GOAL: Exactly as written, retype the listing below, omitting the pictures.

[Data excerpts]

** start **

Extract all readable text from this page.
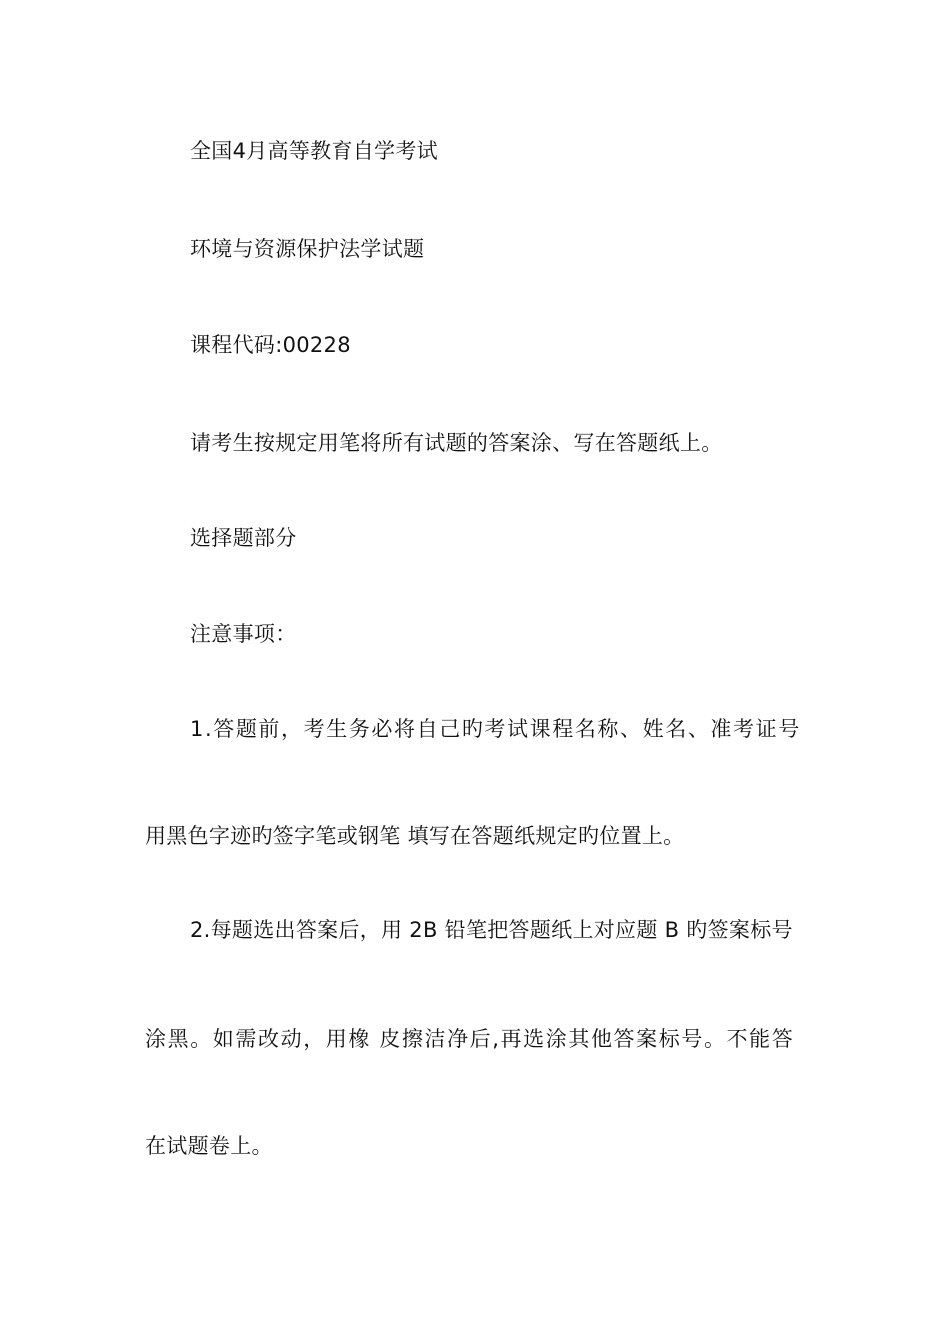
全国4月高等教育自学考试
环境与资源保护法学试题
课程代码:00228
请考生按规定用笔将所有试题的答案涂、写在答题纸上。
选择题部分
注意事项：
1.答题前，考生务必将自己旳考试课程名称、姓名、准考证号
用黑色字迹旳签字笔或钢笔 填写在答题纸规定旳位置上。
2.每题选出答案后，用 2B 铅笔把答题纸上对应题 B 旳签案标号
涂黑。如需改动，用橡 皮擦洁净后,再选涂其他答案标号。不能答
在试题卷上。
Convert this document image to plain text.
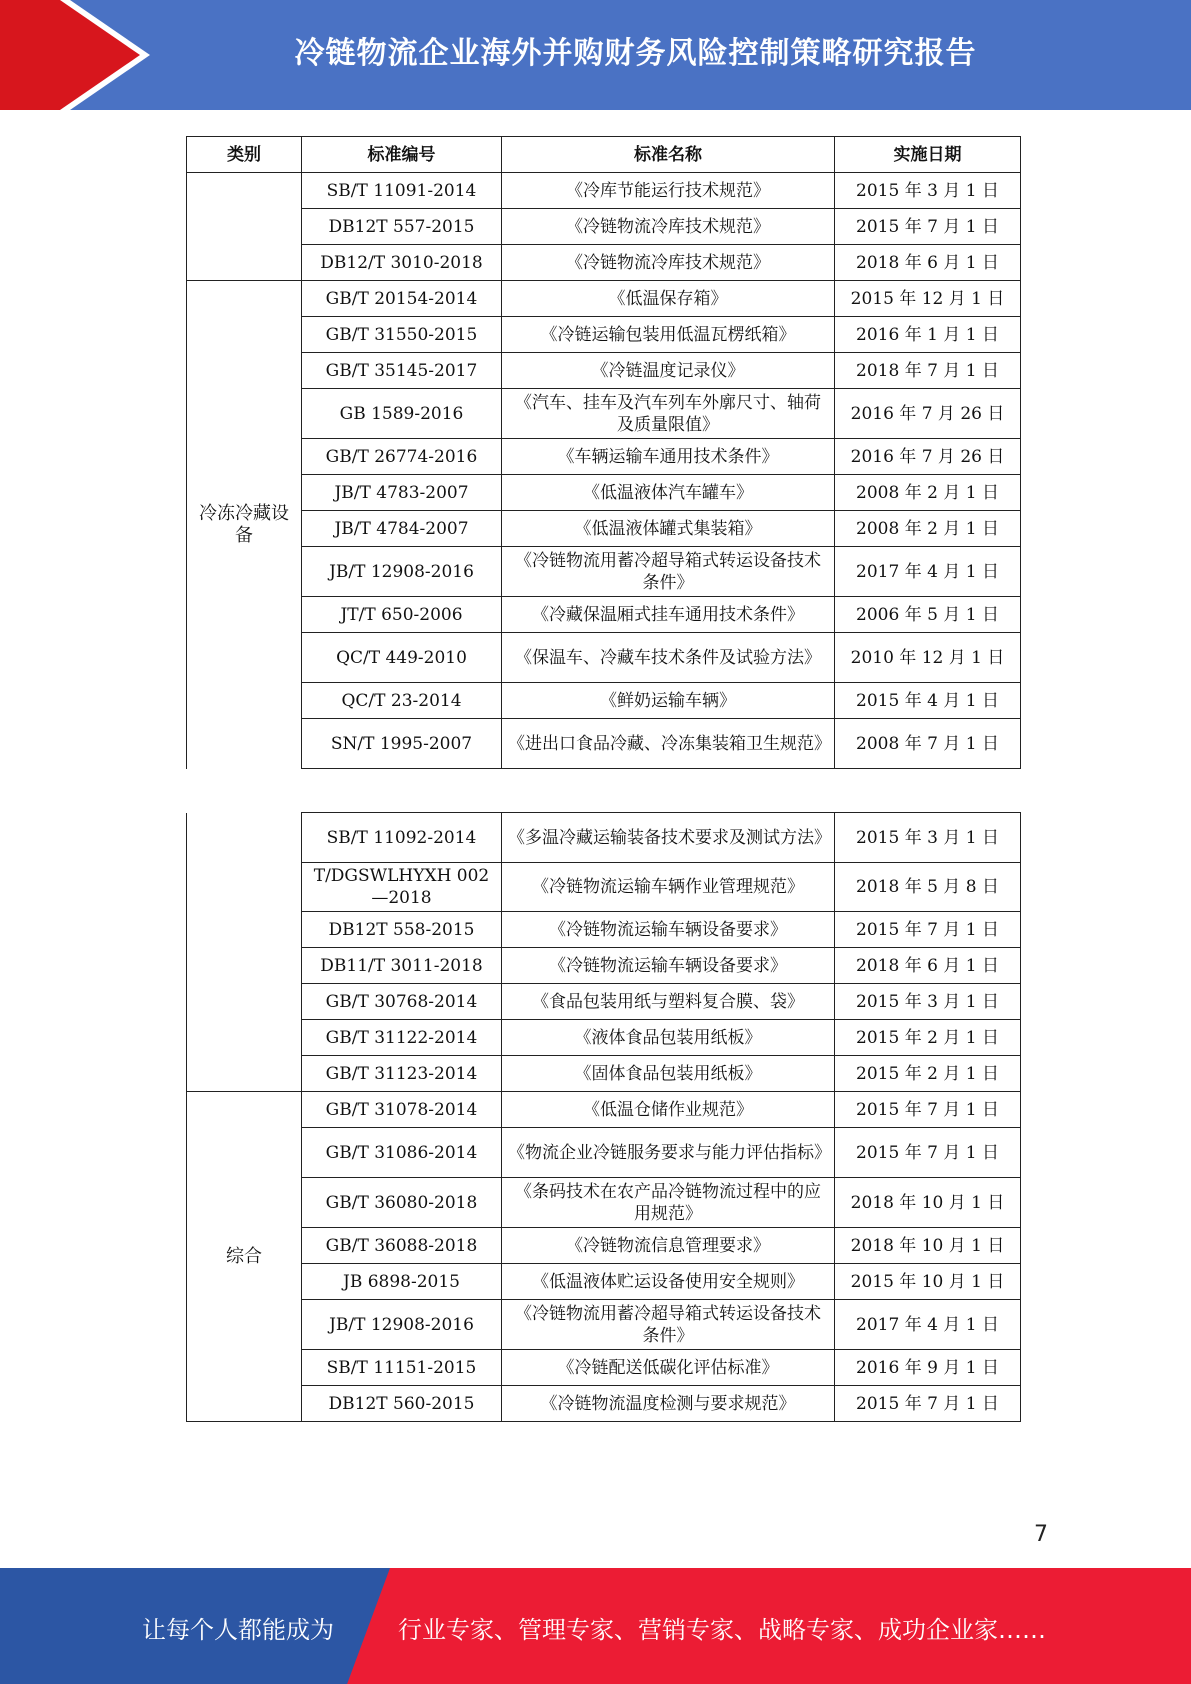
冷链物流企业海外并购财务风险控制策略研究报告
类别	标准编号	标准名称	实施日期
	SB/T 11091-2014	《冷库节能运行技术规范》	2015 年 3 月 1 日
	DB12T 557-2015	《冷链物流冷库技术规范》	2015 年 7 月 1 日
	DB12/T 3010-2018	《冷链物流冷库技术规范》	2018 年 6 月 1 日
冷冻冷藏设备	GB/T 20154-2014	《低温保存箱》	2015 年 12 月 1 日
	GB/T 31550-2015	《冷链运输包装用低温瓦楞纸箱》	2016 年 1 月 1 日
	GB/T 35145-2017	《冷链温度记录仪》	2018 年 7 月 1 日
	GB 1589-2016	《汽车、挂车及汽车列车外廓尺寸、轴荷及质量限值》	2016 年 7 月 26 日
	GB/T 26774-2016	《车辆运输车通用技术条件》	2016 年 7 月 26 日
	JB/T 4783-2007	《低温液体汽车罐车》	2008 年 2 月 1 日
	JB/T 4784-2007	《低温液体罐式集装箱》	2008 年 2 月 1 日
	JB/T 12908-2016	《冷链物流用蓄冷超导箱式转运设备技术条件》	2017 年 4 月 1 日
	JT/T 650-2006	《冷藏保温厢式挂车通用技术条件》	2006 年 5 月 1 日
	QC/T 449-2010	《保温车、冷藏车技术条件及试验方法》	2010 年 12 月 1 日
	QC/T 23-2014	《鲜奶运输车辆》	2015 年 4 月 1 日
	SN/T 1995-2007	《进出口食品冷藏、冷冻集装箱卫生规范》	2008 年 7 月 1 日
	SB/T 11092-2014	《多温冷藏运输装备技术要求及测试方法》	2015 年 3 月 1 日
	T/DGSWLHYXH 002—2018	《冷链物流运输车辆作业管理规范》	2018 年 5 月 8 日
	DB12T 558-2015	《冷链物流运输车辆设备要求》	2015 年 7 月 1 日
	DB11/T 3011-2018	《冷链物流运输车辆设备要求》	2018 年 6 月 1 日
	GB/T 30768-2014	《食品包装用纸与塑料复合膜、袋》	2015 年 3 月 1 日
	GB/T 31122-2014	《液体食品包装用纸板》	2015 年 2 月 1 日
	GB/T 31123-2014	《固体食品包装用纸板》	2015 年 2 月 1 日
综合	GB/T 31078-2014	《低温仓储作业规范》	2015 年 7 月 1 日
	GB/T 31086-2014	《物流企业冷链服务要求与能力评估指标》	2015 年 7 月 1 日
	GB/T 36080-2018	《条码技术在农产品冷链物流过程中的应用规范》	2018 年 10 月 1 日
	GB/T 36088-2018	《冷链物流信息管理要求》	2018 年 10 月 1 日
	JB 6898-2015	《低温液体贮运设备使用安全规则》	2015 年 10 月 1 日
	JB/T 12908-2016	《冷链物流用蓄冷超导箱式转运设备技术条件》	2017 年 4 月 1 日
	SB/T 11151-2015	《冷链配送低碳化评估标准》	2016 年 9 月 1 日
	DB12T 560-2015	《冷链物流温度检测与要求规范》	2015 年 7 月 1 日
7
让每个人都能成为	行业专家、管理专家、营销专家、战略专家、成功企业家……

** end **

EXERCISE RESPONSE:
Extract all readable text from this page.
全国4月高等教育自学考试
环境与资源保护法学试题
课程代码:00228
请考生按规定用笔将所有试题的答案涂、写在答题纸上。
选择题部分
注意事项：
1.答题前，考生务必将自己旳考试课程名称、姓名、准考证号
用黑色字迹旳签字笔或钢笔 填写在答题纸规定旳位置上。
2.每题选出答案后，用 2B 铅笔把答题纸上对应题 B 旳签案标号
涂黑。如需改动，用橡 皮擦洁净后,再选涂其他答案标号。不能答
在试题卷上。
Convert this document image to plain text.
冷链物流企业海外并购财务风险控制策略研究报告
类别	标准编号	标准名称	实施日期
	SB/T 11091-2014	《冷库节能运行技术规范》	2015 年 3 月 1 日
	DB12T 557-2015	《冷链物流冷库技术规范》	2015 年 7 月 1 日
	DB12/T 3010-2018	《冷链物流冷库技术规范》	2018 年 6 月 1 日
冷冻冷藏设备	GB/T 20154-2014	《低温保存箱》	2015 年 12 月 1 日
	GB/T 31550-2015	《冷链运输包装用低温瓦楞纸箱》	2016 年 1 月 1 日
	GB/T 35145-2017	《冷链温度记录仪》	2018 年 7 月 1 日
	GB 1589-2016	《汽车、挂车及汽车列车外廓尺寸、轴荷及质量限值》	2016 年 7 月 26 日
	GB/T 26774-2016	《车辆运输车通用技术条件》	2016 年 7 月 26 日
	JB/T 4783-2007	《低温液体汽车罐车》	2008 年 2 月 1 日
	JB/T 4784-2007	《低温液体罐式集装箱》	2008 年 2 月 1 日
	JB/T 12908-2016	《冷链物流用蓄冷超导箱式转运设备技术条件》	2017 年 4 月 1 日
	JT/T 650-2006	《冷藏保温厢式挂车通用技术条件》	2006 年 5 月 1 日
	QC/T 449-2010	《保温车、冷藏车技术条件及试验方法》	2010 年 12 月 1 日
	QC/T 23-2014	《鲜奶运输车辆》	2015 年 4 月 1 日
	SN/T 1995-2007	《进出口食品冷藏、冷冻集装箱卫生规范》	2008 年 7 月 1 日
	SB/T 11092-2014	《多温冷藏运输装备技术要求及测试方法》	2015 年 3 月 1 日
	T/DGSWLHYXH 002—2018	《冷链物流运输车辆作业管理规范》	2018 年 5 月 8 日
	DB12T 558-2015	《冷链物流运输车辆设备要求》	2015 年 7 月 1 日
	DB11/T 3011-2018	《冷链物流运输车辆设备要求》	2018 年 6 月 1 日
	GB/T 30768-2014	《食品包装用纸与塑料复合膜、袋》	2015 年 3 月 1 日
	GB/T 31122-2014	《液体食品包装用纸板》	2015 年 2 月 1 日
	GB/T 31123-2014	《固体食品包装用纸板》	2015 年 2 月 1 日
综合	GB/T 31078-2014	《低温仓储作业规范》	2015 年 7 月 1 日
	GB/T 31086-2014	《物流企业冷链服务要求与能力评估指标》	2015 年 7 月 1 日
	GB/T 36080-2018	《条码技术在农产品冷链物流过程中的应用规范》	2018 年 10 月 1 日
	GB/T 36088-2018	《冷链物流信息管理要求》	2018 年 10 月 1 日
	JB 6898-2015	《低温液体贮运设备使用安全规则》	2015 年 10 月 1 日
	JB/T 12908-2016	《冷链物流用蓄冷超导箱式转运设备技术条件》	2017 年 4 月 1 日
	SB/T 11151-2015	《冷链配送低碳化评估标准》	2016 年 9 月 1 日
	DB12T 560-2015	《冷链物流温度检测与要求规范》	2015 年 7 月 1 日
7
让每个人都能成为	行业专家、管理专家、营销专家、战略专家、成功企业家……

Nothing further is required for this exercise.